Aim ▸ In the data below, find every line with the string "shown" and pull it out.

(Records excerpted from a collection)
↓↓↓

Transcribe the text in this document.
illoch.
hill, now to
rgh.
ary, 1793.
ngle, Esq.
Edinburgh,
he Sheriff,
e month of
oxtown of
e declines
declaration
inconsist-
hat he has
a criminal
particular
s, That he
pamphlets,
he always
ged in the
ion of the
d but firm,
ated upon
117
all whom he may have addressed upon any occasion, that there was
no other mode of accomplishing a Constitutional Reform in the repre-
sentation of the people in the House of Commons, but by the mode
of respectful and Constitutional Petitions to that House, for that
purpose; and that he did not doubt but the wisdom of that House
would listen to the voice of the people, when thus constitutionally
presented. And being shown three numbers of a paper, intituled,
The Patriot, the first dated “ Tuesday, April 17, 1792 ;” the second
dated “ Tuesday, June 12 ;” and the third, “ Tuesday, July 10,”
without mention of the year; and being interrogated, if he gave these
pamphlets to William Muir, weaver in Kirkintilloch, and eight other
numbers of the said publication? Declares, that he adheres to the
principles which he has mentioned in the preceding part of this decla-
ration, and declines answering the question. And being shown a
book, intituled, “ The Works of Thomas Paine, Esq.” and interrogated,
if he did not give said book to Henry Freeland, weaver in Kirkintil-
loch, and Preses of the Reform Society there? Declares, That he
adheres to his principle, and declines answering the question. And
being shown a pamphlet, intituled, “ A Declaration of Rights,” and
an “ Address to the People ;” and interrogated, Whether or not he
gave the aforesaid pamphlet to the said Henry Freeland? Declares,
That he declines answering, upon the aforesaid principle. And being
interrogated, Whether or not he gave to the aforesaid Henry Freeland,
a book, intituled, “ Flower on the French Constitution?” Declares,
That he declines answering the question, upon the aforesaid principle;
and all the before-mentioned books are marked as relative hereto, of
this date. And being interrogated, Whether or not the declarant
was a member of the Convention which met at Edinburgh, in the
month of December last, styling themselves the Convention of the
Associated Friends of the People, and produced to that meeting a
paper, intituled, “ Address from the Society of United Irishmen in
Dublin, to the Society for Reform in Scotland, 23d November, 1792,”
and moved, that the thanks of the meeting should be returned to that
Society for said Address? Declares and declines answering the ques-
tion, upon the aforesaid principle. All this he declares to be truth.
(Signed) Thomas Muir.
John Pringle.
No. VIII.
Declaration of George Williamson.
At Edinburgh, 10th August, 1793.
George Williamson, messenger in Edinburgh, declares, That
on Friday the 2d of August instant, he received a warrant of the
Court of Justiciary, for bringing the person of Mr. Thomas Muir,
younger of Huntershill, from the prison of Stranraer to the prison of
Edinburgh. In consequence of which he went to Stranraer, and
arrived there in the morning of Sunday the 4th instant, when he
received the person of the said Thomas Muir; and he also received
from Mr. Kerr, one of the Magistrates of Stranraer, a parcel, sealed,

↑↑↑

The answer ▸
presented. And being shown three numbers of a paper, intituled,
ration, and declines answering the question. And being shown a
being shown a pamphlet, intituled, “ A Declaration of Rights,” and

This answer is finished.